* Begin DATASET *
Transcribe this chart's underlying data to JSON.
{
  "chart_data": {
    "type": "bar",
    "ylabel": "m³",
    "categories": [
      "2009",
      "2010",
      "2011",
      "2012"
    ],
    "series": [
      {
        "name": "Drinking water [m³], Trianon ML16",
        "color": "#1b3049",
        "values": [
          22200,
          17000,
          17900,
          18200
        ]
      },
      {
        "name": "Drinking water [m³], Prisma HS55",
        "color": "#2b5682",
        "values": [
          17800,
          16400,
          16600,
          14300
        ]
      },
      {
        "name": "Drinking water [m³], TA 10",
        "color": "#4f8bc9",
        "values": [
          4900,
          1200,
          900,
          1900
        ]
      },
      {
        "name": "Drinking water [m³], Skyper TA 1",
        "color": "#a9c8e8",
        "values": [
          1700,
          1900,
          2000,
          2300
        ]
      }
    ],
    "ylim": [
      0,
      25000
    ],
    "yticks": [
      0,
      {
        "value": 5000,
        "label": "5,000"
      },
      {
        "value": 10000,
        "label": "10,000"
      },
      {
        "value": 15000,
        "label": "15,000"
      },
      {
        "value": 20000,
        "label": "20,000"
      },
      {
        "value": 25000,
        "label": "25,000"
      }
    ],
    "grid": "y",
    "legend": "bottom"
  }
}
* End DATASET *
* Begin DATASET *
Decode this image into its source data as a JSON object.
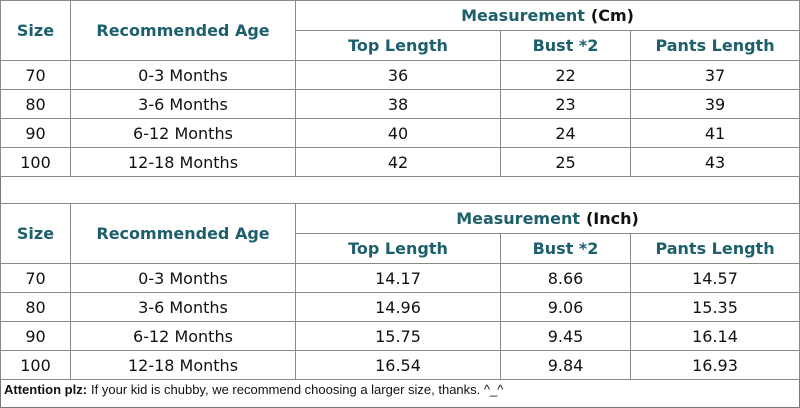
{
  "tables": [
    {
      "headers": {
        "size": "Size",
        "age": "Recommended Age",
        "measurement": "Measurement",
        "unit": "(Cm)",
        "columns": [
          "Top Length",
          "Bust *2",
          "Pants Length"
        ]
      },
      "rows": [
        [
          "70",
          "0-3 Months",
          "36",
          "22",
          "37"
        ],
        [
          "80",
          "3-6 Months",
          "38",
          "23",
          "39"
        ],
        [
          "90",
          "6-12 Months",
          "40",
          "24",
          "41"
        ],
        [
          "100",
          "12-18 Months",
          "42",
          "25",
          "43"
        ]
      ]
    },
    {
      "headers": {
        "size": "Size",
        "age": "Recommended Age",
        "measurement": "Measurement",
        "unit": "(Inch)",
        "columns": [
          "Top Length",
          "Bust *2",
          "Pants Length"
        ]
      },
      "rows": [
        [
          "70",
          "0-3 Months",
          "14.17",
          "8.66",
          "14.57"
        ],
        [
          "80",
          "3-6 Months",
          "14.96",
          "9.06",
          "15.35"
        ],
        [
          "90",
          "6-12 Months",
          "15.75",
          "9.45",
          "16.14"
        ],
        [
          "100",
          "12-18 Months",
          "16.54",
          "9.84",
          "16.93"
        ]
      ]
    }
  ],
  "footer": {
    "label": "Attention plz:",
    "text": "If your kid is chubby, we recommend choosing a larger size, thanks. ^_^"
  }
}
* End DATASET *
Tally the lines of the listing that include "Drinking". Reply with nothing but the count.

ANSWER TO THE EXERCISE: 4